---- Extracted information

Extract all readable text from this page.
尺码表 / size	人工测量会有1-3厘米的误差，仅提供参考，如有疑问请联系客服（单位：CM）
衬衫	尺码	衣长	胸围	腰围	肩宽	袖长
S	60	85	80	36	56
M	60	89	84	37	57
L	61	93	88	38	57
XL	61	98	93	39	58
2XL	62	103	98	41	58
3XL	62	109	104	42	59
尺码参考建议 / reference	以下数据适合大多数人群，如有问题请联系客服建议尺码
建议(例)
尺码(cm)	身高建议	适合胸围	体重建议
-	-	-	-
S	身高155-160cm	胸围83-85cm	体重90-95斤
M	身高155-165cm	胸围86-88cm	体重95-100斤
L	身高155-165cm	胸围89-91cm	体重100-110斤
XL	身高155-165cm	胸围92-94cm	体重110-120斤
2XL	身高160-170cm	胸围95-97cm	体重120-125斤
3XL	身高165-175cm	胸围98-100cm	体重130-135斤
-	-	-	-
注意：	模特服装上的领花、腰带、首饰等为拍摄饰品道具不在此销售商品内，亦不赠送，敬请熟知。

--------

(Directions for this task): Set down all of the entries exactly, please.

(Finished task):
Extract all readable text from this page.
尺码表 / size	人工测量会有1-3厘米的误差，仅提供参考，如有疑问请联系客服（单位：CM）
衬衫	尺码	衣长	胸围	腰围	肩宽	袖长
S	60	85	80	36	56
M	60	89	84	37	57
L	61	93	88	38	57
XL	61	98	93	39	58
2XL	62	103	98	41	58
3XL	62	109	104	42	59
尺码参考建议 / reference	以下数据适合大多数人群，如有问题请联系客服建议尺码
建议(例)
尺码(cm)	身高建议	适合胸围	体重建议
-	-	-	-
S	身高155-160cm	胸围83-85cm	体重90-95斤
M	身高155-165cm	胸围86-88cm	体重95-100斤
L	身高155-165cm	胸围89-91cm	体重100-110斤
XL	身高155-165cm	胸围92-94cm	体重110-120斤
2XL	身高160-170cm	胸围95-97cm	体重120-125斤
3XL	身高165-175cm	胸围98-100cm	体重130-135斤
-	-	-	-
注意：	模特服装上的领花、腰带、首饰等为拍摄饰品道具不在此销售商品内，亦不赠送，敬请熟知。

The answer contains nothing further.